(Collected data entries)
-=-=-=-=-
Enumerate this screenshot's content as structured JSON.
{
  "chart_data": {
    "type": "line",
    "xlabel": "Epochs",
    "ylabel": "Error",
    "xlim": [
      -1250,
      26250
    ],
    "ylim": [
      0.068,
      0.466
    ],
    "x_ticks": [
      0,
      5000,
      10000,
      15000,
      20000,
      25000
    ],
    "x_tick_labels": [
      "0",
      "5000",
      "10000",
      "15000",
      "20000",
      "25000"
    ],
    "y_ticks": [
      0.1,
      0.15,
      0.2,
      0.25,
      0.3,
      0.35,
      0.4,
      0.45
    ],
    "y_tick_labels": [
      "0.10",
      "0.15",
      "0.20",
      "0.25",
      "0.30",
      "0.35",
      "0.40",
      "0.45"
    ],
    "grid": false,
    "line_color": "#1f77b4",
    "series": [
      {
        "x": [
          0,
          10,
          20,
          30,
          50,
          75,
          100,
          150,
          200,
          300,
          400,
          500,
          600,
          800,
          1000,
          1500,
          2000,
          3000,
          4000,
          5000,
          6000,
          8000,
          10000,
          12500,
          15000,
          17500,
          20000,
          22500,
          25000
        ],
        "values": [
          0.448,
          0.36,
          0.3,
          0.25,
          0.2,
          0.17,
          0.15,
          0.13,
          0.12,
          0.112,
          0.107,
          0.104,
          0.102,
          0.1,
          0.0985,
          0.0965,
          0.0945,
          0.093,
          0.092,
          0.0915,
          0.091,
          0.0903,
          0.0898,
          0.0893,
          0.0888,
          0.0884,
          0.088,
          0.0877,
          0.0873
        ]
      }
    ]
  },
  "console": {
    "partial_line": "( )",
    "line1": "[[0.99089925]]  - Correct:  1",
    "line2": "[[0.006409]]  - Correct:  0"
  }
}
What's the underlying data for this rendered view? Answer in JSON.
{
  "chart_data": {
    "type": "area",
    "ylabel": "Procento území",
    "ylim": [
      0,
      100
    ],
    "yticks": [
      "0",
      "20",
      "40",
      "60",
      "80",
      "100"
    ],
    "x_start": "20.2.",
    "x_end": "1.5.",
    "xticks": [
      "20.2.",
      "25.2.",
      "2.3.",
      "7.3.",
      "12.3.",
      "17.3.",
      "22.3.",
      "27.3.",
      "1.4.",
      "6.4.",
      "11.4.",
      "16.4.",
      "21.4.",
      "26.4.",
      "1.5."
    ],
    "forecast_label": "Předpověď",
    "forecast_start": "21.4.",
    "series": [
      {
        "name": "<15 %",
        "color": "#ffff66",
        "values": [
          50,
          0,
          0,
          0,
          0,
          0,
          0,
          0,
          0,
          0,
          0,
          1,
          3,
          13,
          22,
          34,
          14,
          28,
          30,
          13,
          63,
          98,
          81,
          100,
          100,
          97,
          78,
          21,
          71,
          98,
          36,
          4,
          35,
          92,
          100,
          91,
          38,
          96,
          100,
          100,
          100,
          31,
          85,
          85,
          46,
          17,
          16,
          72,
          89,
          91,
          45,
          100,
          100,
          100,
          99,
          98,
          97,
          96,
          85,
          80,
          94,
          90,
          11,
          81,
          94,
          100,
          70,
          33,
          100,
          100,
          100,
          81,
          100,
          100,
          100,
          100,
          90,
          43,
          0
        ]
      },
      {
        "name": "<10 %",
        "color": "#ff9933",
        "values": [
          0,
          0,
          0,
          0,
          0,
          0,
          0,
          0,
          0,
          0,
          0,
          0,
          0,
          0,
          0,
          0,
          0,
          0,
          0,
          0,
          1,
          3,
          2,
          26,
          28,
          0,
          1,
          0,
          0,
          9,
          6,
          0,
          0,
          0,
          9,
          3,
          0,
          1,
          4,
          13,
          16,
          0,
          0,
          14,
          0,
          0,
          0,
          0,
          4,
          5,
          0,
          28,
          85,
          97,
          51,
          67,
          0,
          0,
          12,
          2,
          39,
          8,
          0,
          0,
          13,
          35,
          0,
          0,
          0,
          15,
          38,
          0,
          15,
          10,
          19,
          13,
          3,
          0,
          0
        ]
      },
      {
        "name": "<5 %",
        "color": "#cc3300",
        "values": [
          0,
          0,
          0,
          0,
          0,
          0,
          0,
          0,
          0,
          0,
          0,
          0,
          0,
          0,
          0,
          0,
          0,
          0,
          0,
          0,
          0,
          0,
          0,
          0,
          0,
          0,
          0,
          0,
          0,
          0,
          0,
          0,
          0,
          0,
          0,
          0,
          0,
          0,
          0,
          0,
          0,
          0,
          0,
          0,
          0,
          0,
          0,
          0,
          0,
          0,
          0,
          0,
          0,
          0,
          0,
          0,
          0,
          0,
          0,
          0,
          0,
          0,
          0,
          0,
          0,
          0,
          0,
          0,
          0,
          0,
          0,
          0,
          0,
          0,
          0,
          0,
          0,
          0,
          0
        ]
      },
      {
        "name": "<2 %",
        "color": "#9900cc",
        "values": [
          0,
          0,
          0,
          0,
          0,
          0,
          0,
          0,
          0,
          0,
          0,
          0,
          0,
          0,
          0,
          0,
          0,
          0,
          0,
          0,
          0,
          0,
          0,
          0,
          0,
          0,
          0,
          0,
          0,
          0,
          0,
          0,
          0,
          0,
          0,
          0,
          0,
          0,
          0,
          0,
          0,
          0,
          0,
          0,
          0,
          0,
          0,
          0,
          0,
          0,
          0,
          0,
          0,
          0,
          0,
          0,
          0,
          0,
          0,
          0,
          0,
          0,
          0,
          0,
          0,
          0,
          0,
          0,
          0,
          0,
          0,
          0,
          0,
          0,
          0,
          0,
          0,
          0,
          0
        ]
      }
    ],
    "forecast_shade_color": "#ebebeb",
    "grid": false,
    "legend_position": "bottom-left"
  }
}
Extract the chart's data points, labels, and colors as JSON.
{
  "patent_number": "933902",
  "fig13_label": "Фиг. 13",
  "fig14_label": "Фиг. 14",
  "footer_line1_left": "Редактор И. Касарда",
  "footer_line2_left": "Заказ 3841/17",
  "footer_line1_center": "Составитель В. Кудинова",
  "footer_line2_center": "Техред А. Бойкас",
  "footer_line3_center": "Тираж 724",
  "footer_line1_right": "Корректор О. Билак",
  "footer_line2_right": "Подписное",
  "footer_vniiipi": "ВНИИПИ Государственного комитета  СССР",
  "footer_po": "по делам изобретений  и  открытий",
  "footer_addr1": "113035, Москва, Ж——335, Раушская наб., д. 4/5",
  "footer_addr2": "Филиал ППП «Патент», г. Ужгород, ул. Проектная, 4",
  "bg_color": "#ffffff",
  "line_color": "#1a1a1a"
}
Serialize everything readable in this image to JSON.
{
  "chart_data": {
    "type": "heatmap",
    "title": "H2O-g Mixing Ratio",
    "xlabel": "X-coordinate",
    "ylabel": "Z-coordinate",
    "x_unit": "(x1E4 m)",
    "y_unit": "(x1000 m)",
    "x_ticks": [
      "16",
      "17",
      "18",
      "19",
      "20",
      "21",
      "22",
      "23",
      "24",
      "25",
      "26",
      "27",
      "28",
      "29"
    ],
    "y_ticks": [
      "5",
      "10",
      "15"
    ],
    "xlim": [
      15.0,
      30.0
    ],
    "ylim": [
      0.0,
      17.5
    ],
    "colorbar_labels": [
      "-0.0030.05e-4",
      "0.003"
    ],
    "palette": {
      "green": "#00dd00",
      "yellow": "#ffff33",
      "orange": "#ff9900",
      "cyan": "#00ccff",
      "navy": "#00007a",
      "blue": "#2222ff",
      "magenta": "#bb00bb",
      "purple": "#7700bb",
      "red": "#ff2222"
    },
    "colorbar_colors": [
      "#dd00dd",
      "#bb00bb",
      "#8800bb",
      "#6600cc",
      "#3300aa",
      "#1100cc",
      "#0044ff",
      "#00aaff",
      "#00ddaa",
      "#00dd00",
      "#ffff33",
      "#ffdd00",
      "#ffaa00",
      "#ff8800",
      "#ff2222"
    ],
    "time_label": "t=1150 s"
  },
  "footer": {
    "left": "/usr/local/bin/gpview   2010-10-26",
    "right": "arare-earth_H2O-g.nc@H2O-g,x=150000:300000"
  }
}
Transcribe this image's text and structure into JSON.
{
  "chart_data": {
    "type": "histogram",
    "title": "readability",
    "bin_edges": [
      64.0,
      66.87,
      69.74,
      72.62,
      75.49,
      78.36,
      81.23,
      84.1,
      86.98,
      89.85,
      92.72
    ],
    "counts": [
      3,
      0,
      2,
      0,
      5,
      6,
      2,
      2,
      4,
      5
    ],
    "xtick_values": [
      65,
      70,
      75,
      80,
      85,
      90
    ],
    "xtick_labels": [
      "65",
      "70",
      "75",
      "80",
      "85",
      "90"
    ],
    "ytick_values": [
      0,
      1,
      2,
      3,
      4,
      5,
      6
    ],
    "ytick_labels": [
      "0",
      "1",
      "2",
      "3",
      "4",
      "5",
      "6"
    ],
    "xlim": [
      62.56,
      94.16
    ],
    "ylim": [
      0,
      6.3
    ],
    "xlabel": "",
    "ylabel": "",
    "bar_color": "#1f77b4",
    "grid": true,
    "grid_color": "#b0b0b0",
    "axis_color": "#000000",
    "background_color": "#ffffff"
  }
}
-=-=-=-=-
WHAT IS BEING ASKED
Set down nothing but the lines from the one with "Transcribe this image's" through the end of the records, keeping each line exactly as written and including both ends.

ANSWER TO THE TASK
Transcribe this image's text and structure into JSON.
{
  "chart_data": {
    "type": "histogram",
    "title": "readability",
    "bin_edges": [
      64.0,
      66.87,
      69.74,
      72.62,
      75.49,
      78.36,
      81.23,
      84.1,
      86.98,
      89.85,
      92.72
    ],
    "counts": [
      3,
      0,
      2,
      0,
      5,
      6,
      2,
      2,
      4,
      5
    ],
    "xtick_values": [
      65,
      70,
      75,
      80,
      85,
      90
    ],
    "xtick_labels": [
      "65",
      "70",
      "75",
      "80",
      "85",
      "90"
    ],
    "ytick_values": [
      0,
      1,
      2,
      3,
      4,
      5,
      6
    ],
    "ytick_labels": [
      "0",
      "1",
      "2",
      "3",
      "4",
      "5",
      "6"
    ],
    "xlim": [
      62.56,
      94.16
    ],
    "ylim": [
      0,
      6.3
    ],
    "xlabel": "",
    "ylabel": "",
    "bar_color": "#1f77b4",
    "grid": true,
    "grid_color": "#b0b0b0",
    "axis_color": "#000000",
    "background_color": "#ffffff"
  }
}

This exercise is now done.